→ Short exercise
From the entries below, extract every line that includes the word "zbek".
:: Material
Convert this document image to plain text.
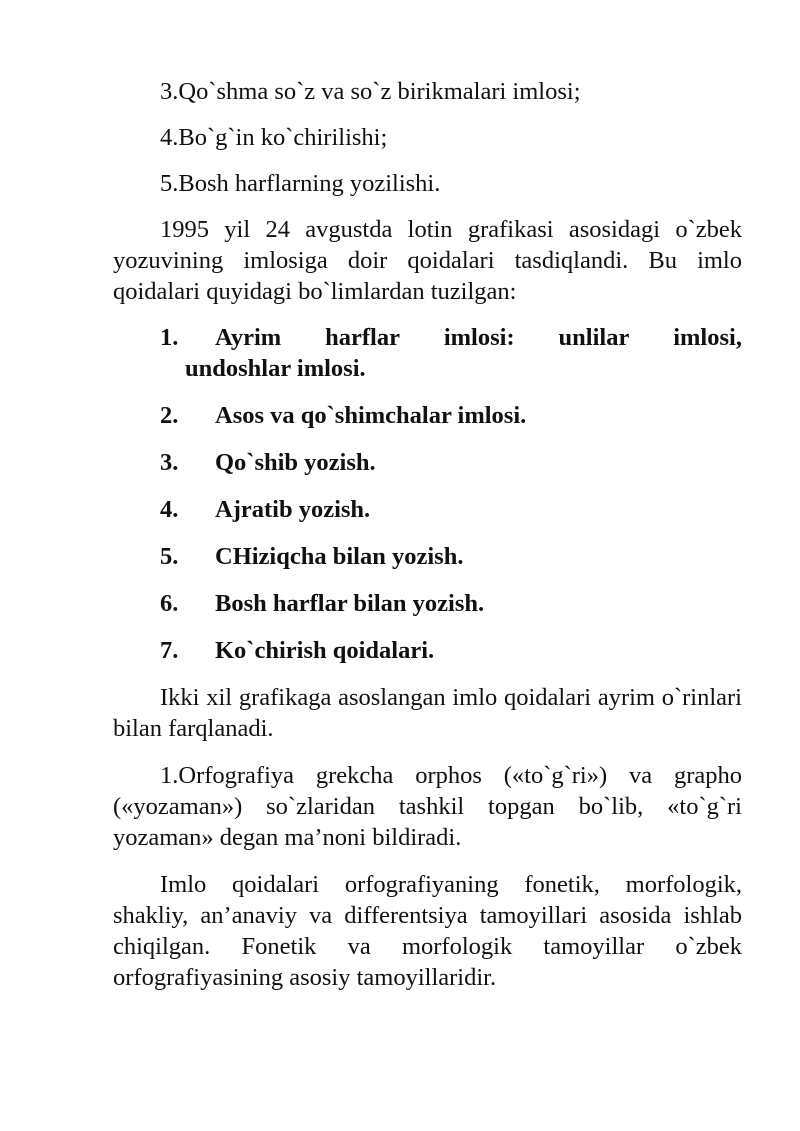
3.Qo`shma so`z va so`z birikmalari imlosi;

4.Bo`g`in ko`chirilishi;

5.Bosh harflarning yozilishi.

1995 yil 24 avgustda lotin grafikasi asosidagi o`zbek yozuvining imlosiga doir qoidalari tasdiqlandi. Bu imlo qoidalari quyidagi bo`limlardan tuzilgan:

1. Ayrim harflar imlosi: unlilar imlosi,
undoshlar imlosi.
2. Asos va qo`shimchalar imlosi.
3. Qo`shib yozish.
4. Ajratib yozish.
5. CHiziqcha bilan yozish.
6. Bosh harflar bilan yozish.
7. Ko`chirish qoidalari.

Ikki xil grafikaga asoslangan imlo qoidalari ayrim o`rinlari bilan farqlanadi.

1.Orfografiya grekcha orphos («to`g`ri») va grapho («yozaman») so`zlaridan tashkil topgan bo`lib, «to`g`ri yozaman» degan ma’noni bildiradi.

Imlo qoidalari orfografiyaning fonetik, morfologik, shakliy, an’anaviy va differentsiya tamoyillari asosida ishlab chiqilgan. Fonetik va morfologik tamoyillar o`zbek orfografiyasining asosiy tamoyillaridir.
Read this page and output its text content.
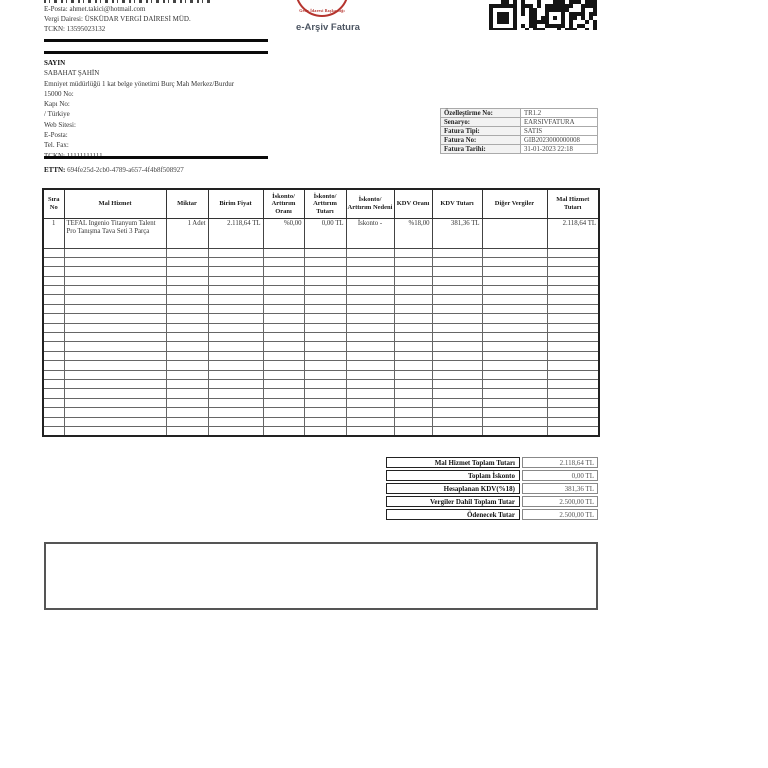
E-Posta: ahmet.takici@hotmail.com
Vergi Dairesi: ÜSKÜDAR VERGİ DAİRESİ MÜD.
TCKN: 13595023132
Gelir İdaresi Başkanlığı
e-Arşiv Fatura
SAYIN
SABAHAT ŞAHİN
Emniyet müdürlüğü 1 kat belge yönetimi Burç Mah Merkez/Burdur
15000 No:
Kapı No:
/ Türkiye
Web Sitesi:
E-Posta:
Tel. Fax:
ETTN: 694fe25d-2cb0-4789-a657-4f4b8f508927
Özelleştirme No:	TR1.2
Senaryo:	EARSIVFATURA
Fatura Tipi:	SATIS
Fatura No:	GIB2023000000008
Fatura Tarihi:	31-01-2023 22:18
Sıra No	Mal Hizmet	Miktar	Birim Fiyat	İskonto/ Arttırım Oranı	İskonto/ Arttırım Tutarı	İskonto/ Arttırım Nedeni	KDV Oranı	KDV Tutarı	Diğer Vergiler	Mal Hizmet Tutarı
1	TEFAL Ingenio Titanyum Talent Pro Tanışma Tava Seti 3 Parça	1 Adet	2.118,64 TL	%0,00	0,00 TL	İskonto -	%18,00	381,36 TL		2.118,64 TL

Mal Hizmet Toplam Tutarı	2.118,64 TL
Toplam İskonto	0,00 TL
Hesaplanan KDV(%18)	381,36 TL
Vergiler Dahil Toplam Tutar	2.500,00 TL
Ödenecek Tutar	2.500,00 TL
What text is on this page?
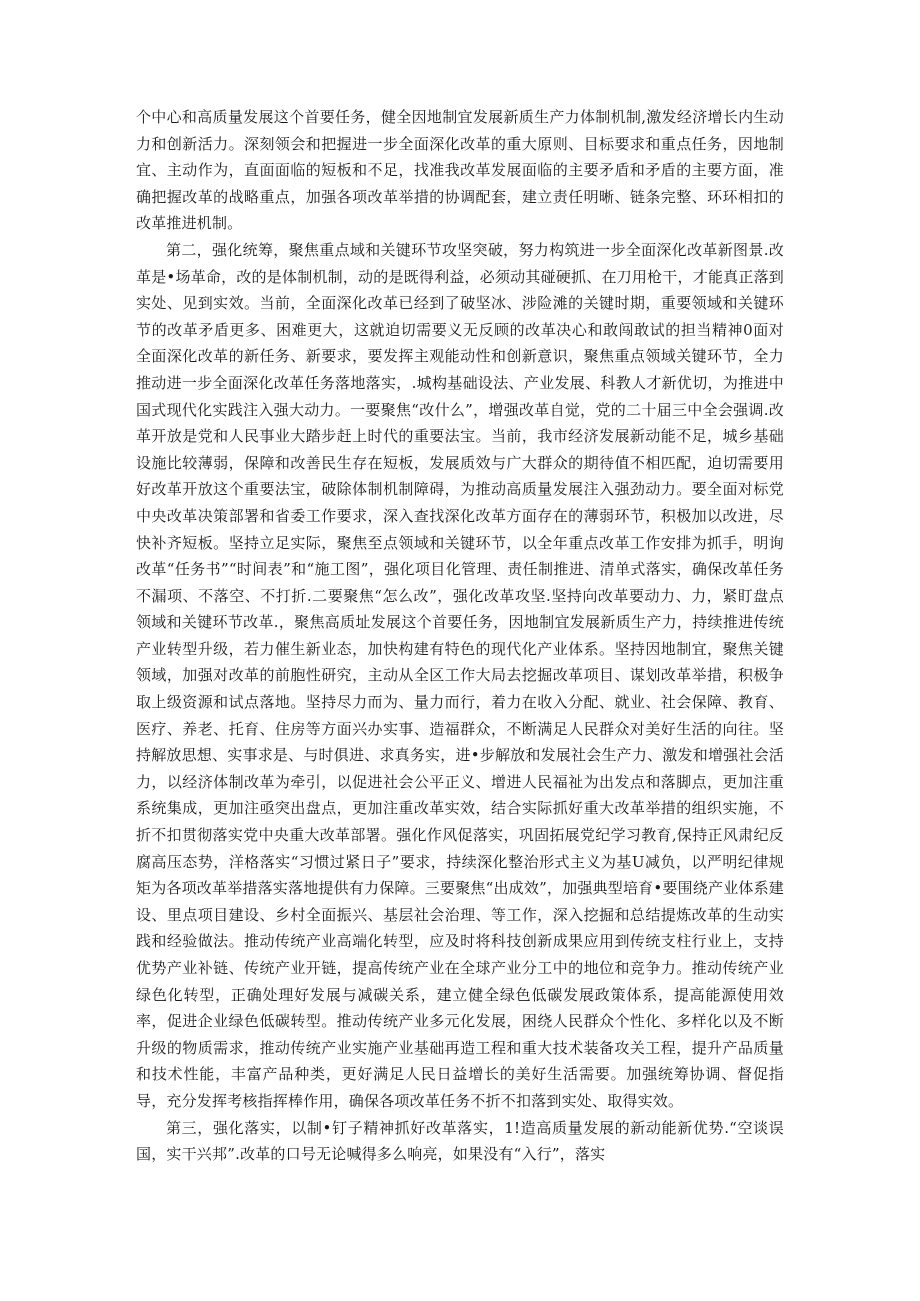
个中心和高质量发展这个首要任务，健全因地制宜发展新质生产力体制机制,激发经济增长内生动力和创新活力。深刻领会和把握进一步全面深化改革的重大原则、目标要求和重点任务，因地制宜、主动作为，直面面临的短板和不足，找准我改革发展面临的主要矛盾和矛盾的主要方面，准确把握改革的战略重点，加强各项改革举措的协调配套，建立责任明晰、链条完整、环环相扣的改革推进机制。

第二，强化统筹，聚焦重点域和关键环节攻坚突破，努力构筑进一步全面深化改革新图景.改革是•场革命，改的是体制机制，动的是既得利益，必须动其碰硬抓、在刀用枪干，才能真正落到实处、见到实效。当前，全面深化改革已经到了破坚冰、涉险滩的关键时期，重要领域和关键环节的改革矛盾更多、困难更大，这就迫切需要义无反顾的改革决心和敢闯敢试的担当精神0面对全面深化改革的新任务、新要求，要发挥主观能动性和创新意识，聚焦重点领域关键环节，全力推动进一步全面深化改革任务落地落实，.城构基础设法、产业发展、科教人才新优切，为推进中国式现代化实践注入强大动力。一要聚焦“改什么”，增强改革自觉，党的二十届三中全会强调.改革开放是党和人民事业大踏步赶上时代的重要法宝。当前，我市经济发展新动能不足，城乡基础设施比较薄弱，保障和改善民生存在短板，发展质效与广大群众的期待值不相匹配，迫切需要用好改革开放这个重要法宝，破除体制机制障碍，为推动高质量发展注入强劲动力。要全面对标党中央改革决策部署和省委工作要求，深入查找深化改革方面存在的薄弱环节，积极加以改进，尽快补齐短板。坚持立足实际，聚焦至点领域和关键环节，以全年重点改革工作安排为抓手，明询改革“任务书”“时间表”和“施工图”，强化项目化管理、责任制推进、清单式落实，确保改革任务不漏项、不落空、不打折.二要聚焦“怎么改”，强化改革攻坚.坚持向改革要动力、力，紧盯盘点领域和关键环节改革.，聚焦高质址发展这个首要任务，因地制宜发展新质生产力，持续推进传统产业转型升级，若力催生新业态，加快构建有特色的现代化产业体系。坚持因地制宜，聚焦关键领域，加强对改革的前胞性研究，主动从全区工作大局去挖掘改革项目、谋划改革举措，积极争取上级资源和试点落地。坚持尽力而为、量力而行，着力在收入分配、就业、社会保障、教育、医疗、养老、托育、住房等方面兴办实事、造福群众，不断满足人民群众对美好生活的向往。坚持解放思想、实事求是、与时俱进、求真务实，进•步解放和发展社会生产力、激发和增强社会活力，以经济体制改革为牵引，以促进社会公平正义、增进人民福祉为出发点和落脚点，更加注重系统集成，更加注亟突出盘点，更加注重改革实效，结合实际抓好重大改革举措的组织实施，不折不扣贯彻落实党中央重大改革部署。强化作风促落实，巩固拓展党纪学习教育,保持正风肃纪反腐高压态势，洋格落实“习惯过紧日子”要求，持续深化整治形式主义为基U减负，以严明纪律规矩为各项改革举措落实落地提供有力保障。三要聚焦“出成效”，加强典型培育•要围绕产业体系建设、里点项目建设、乡村全面振兴、基层社会治理、等工作，深入挖掘和总结提炼改革的生动实践和经验做法。推动传统产业高端化转型，应及时将科技创新成果应用到传统支柱行业上，支持优势产业补链、传统产业开链，提高传统产业在全球产业分工中的地位和竞争力。推动传统产业绿色化转型，正确处理好发展与减碳关系，建立健全绿色低碳发展政策体系，提高能源使用效率，促进企业绿色低碳转型。推动传统产业多元化发展，困绕人民群众个性化、多样化以及不断升级的物质需求，推动传统产业实施产业基础再造工程和重大技术装备攻关工程，提升产品质量和技术性能，丰富产品种类，更好满足人民日益增长的美好生活需要。加强统筹协调、督促指导，充分发挥考核指挥棒作用，确保各项改革任务不折不扣落到实处、取得实效。

第三，强化落实，以制•钉子精神抓好改革落实，1!造高质量发展的新动能新优势.“空谈误国，实干兴邦”.改革的口号无论喊得多么响亮，如果没有“入行”，落实
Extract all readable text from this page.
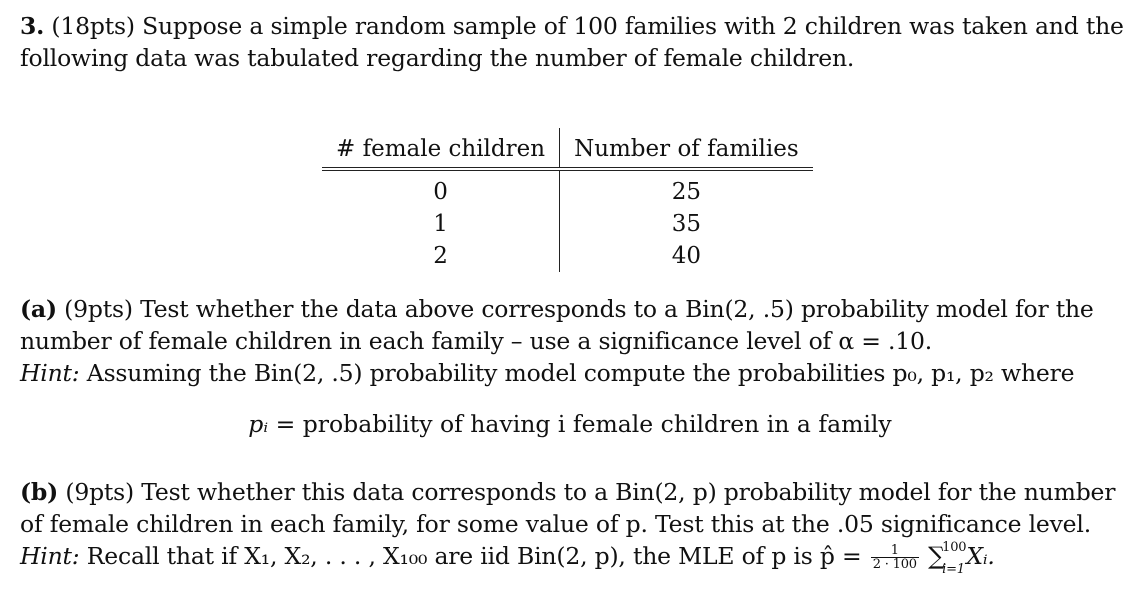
3. (18pts) Suppose a simple random sample of 100 families with 2 children was taken and the
following data was tabulated regarding the number of female children.
# female children	Number of families
0	25
1	35
2	40
(a) (9pts) Test whether the data above corresponds to a Bin(2, .5) probability model for the
number of female children in each family – use a significance level of α = .10.
Hint: Assuming the Bin(2, .5) probability model compute the probabilities p₀, p₁, p₂ where
pᵢ = probability of having i female children in a family
(b) (9pts) Test whether this data corresponds to a Bin(2, p) probability model for the number
of female children in each family, for some value of p. Test this at the .05 significance level.
Hint: Recall that if X₁, X₂, . . . , X₁₀₀ are iid Bin(2, p), the MLE of p is p̂ = $\frac{1}{2 \cdot 100}$ ∑
100
i=1 Xᵢ.
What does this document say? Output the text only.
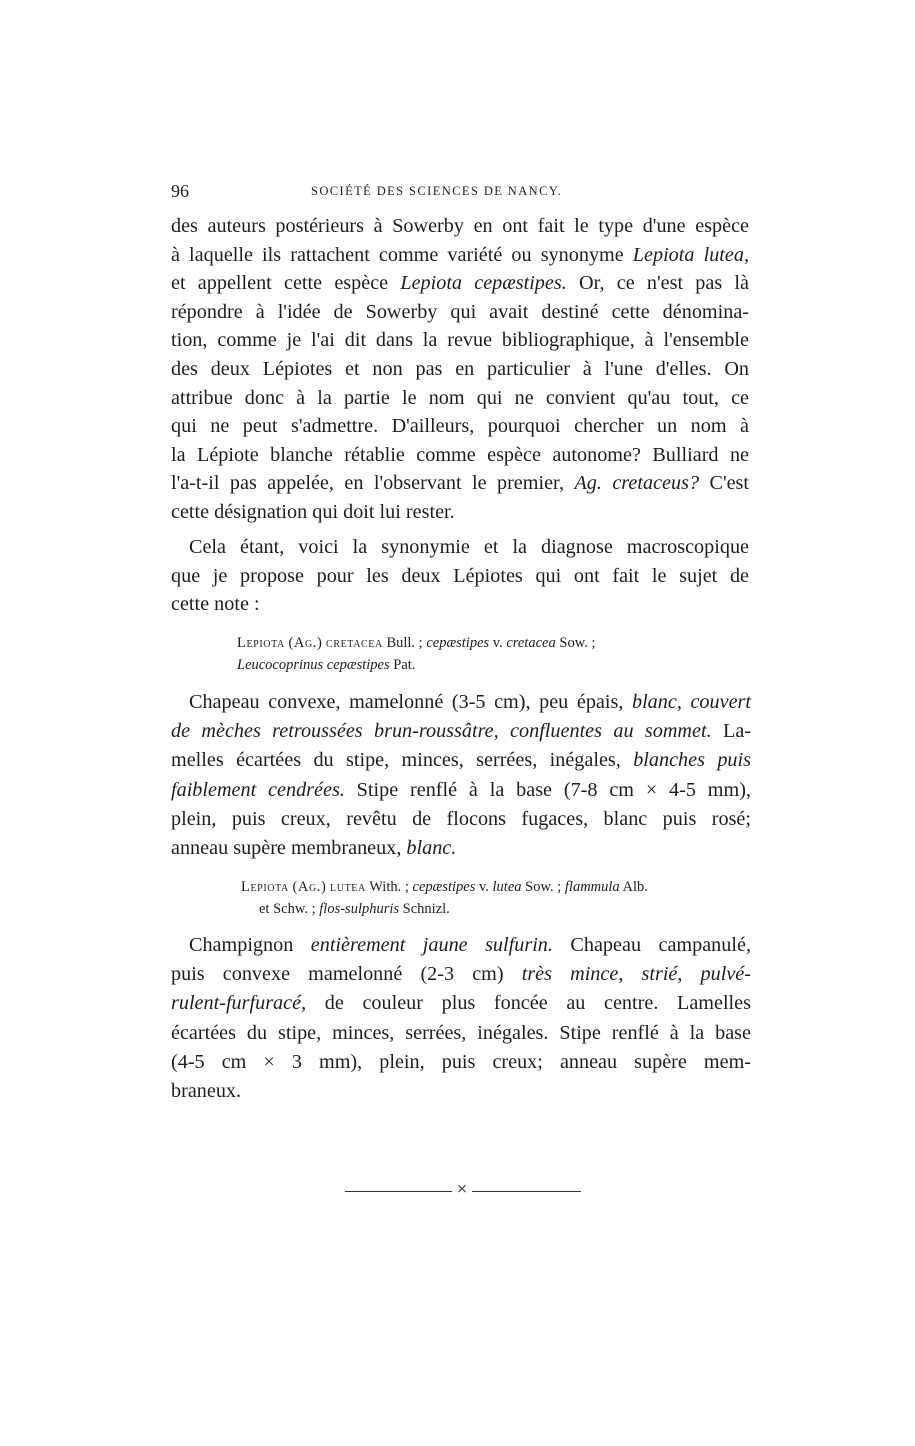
96	SOCIÉTÉ DES SCIENCES DE NANCY.

des auteurs postérieurs à Sowerby en ont fait le type d'une espèce
à laquelle ils rattachent comme variété ou synonyme Lepiota lutea,
et appellent cette espèce Lepiota cepæstipes. Or, ce n'est pas là
répondre à l'idée de Sowerby qui avait destiné cette dénomina-
tion, comme je l'ai dit dans la revue bibliographique, à l'ensemble
des deux Lépiotes et non pas en particulier à l'une d'elles. On
attribue donc à la partie le nom qui ne convient qu'au tout, ce
qui ne peut s'admettre. D'ailleurs, pourquoi chercher un nom à
la Lépiote blanche rétablie comme espèce autonome? Bulliard ne
l'a-t-il pas appelée, en l'observant le premier, Ag. cretaceus? C'est
cette désignation qui doit lui rester.

Cela étant, voici la synonymie et la diagnose macroscopique
que je propose pour les deux Lépiotes qui ont fait le sujet de
cette note :

Lepiota (Ag.) cretacea Bull. ; cepæstipes v. cretacea Sow. ;
Leucocoprinus cepæstipes Pat.

Chapeau convexe, mamelonné (3-5 cm), peu épais, blanc, couvert
de mèches retroussées brun-roussâtre, confluentes au sommet. La-
melles écartées du stipe, minces, serrées, inégales, blanches puis
faiblement cendrées. Stipe renflé à la base (7-8 cm × 4-5 mm),
plein, puis creux, revêtu de flocons fugaces, blanc puis rosé;
anneau supère membraneux, blanc.

Lepiota (Ag.) lutea With. ; cepæstipes v. lutea Sow. ; flammula Alb.
et Schw. ; flos-sulphuris Schnizl.

Champignon entièrement jaune sulfurin. Chapeau campanulé,
puis convexe mamelonné (2-3 cm) très mince, strié, pulvé-
rulent-furfuracé, de couleur plus foncée au centre. Lamelles
écartées du stipe, minces, serrées, inégales. Stipe renflé à la base
(4-5 cm × 3 mm), plein, puis creux; anneau supère mem-
braneux.
⨯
::::
→ Response
1995 yil 24 avgustda lotin grafikasi asosidagi o`zbek yozuvining imlosiga doir qoidalari tasdiqlandi. Bu imlo qoidalari quyidagi bo`limlardan tuzilgan:
Imlo qoidalari orfografiyaning fonetik, morfologik, shakliy, an’anaviy va differentsiya tamoyillari asosida ishlab chiqilgan. Fonetik va morfologik tamoyillar o`zbek orfografiyasining asosiy tamoyillaridir.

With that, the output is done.